Word for word, set down the records and skip each picture.

/---

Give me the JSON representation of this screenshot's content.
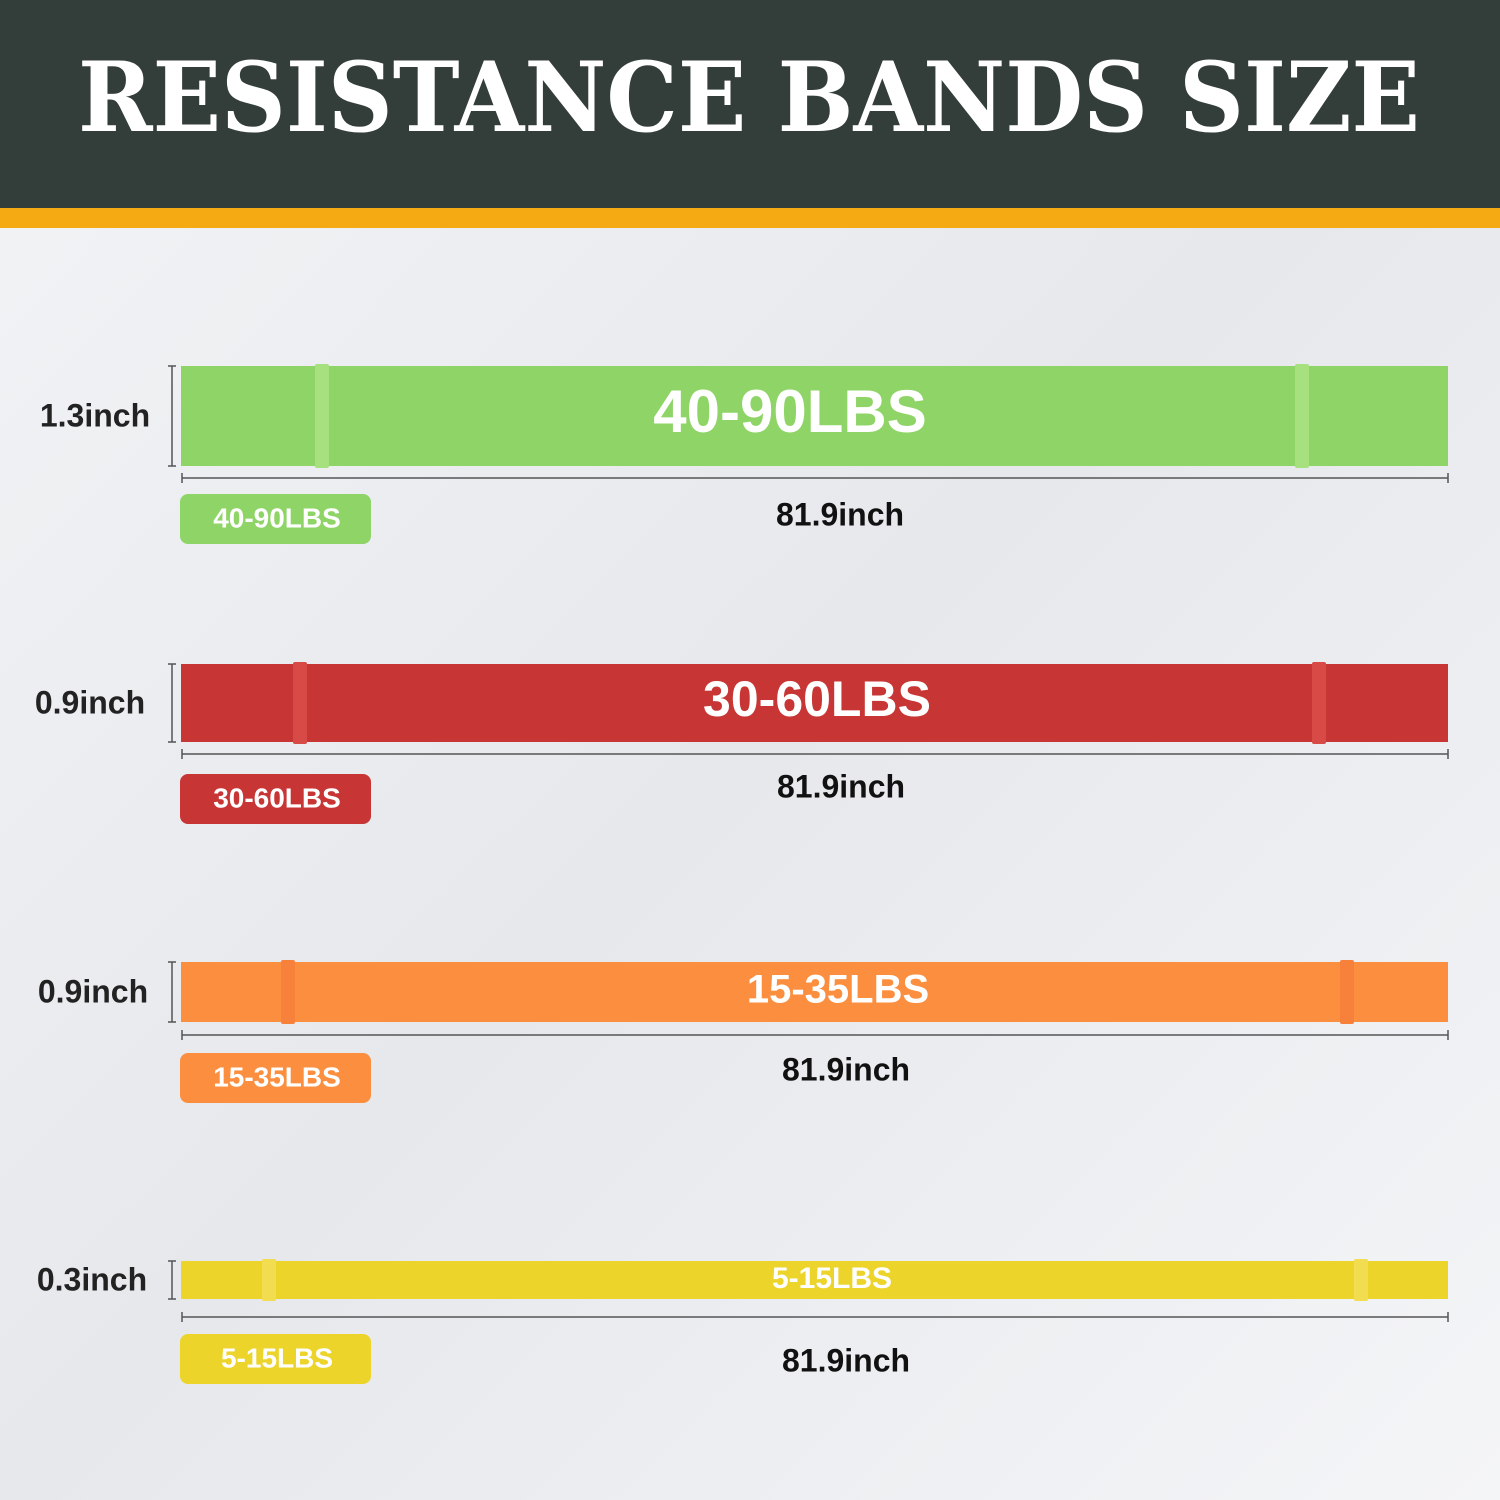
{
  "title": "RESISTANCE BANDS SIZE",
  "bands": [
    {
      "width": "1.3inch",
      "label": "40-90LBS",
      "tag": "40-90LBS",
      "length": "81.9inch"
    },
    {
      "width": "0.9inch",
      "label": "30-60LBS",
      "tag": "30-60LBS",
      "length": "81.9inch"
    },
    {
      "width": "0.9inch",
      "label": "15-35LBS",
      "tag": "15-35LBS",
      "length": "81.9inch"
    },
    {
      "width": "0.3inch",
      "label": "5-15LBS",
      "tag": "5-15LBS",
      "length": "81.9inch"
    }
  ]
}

\---

» **WRITTEN REPLY**:
Give me the JSON representation of this screenshot's content.
{
  "title": "RESISTANCE BANDS SIZE",
  "bands": [
    {
      "width": "1.3inch",
      "label": "40-90LBS",
      "tag": "40-90LBS",
      "length": "81.9inch"
    },
    {
      "width": "0.9inch",
      "label": "30-60LBS",
      "tag": "30-60LBS",
      "length": "81.9inch"
    },
    {
      "width": "0.9inch",
      "label": "15-35LBS",
      "tag": "15-35LBS",
      "length": "81.9inch"
    },
    {
      "width": "0.3inch",
      "label": "5-15LBS",
      "tag": "5-15LBS",
      "length": "81.9inch"
    }
  ]
}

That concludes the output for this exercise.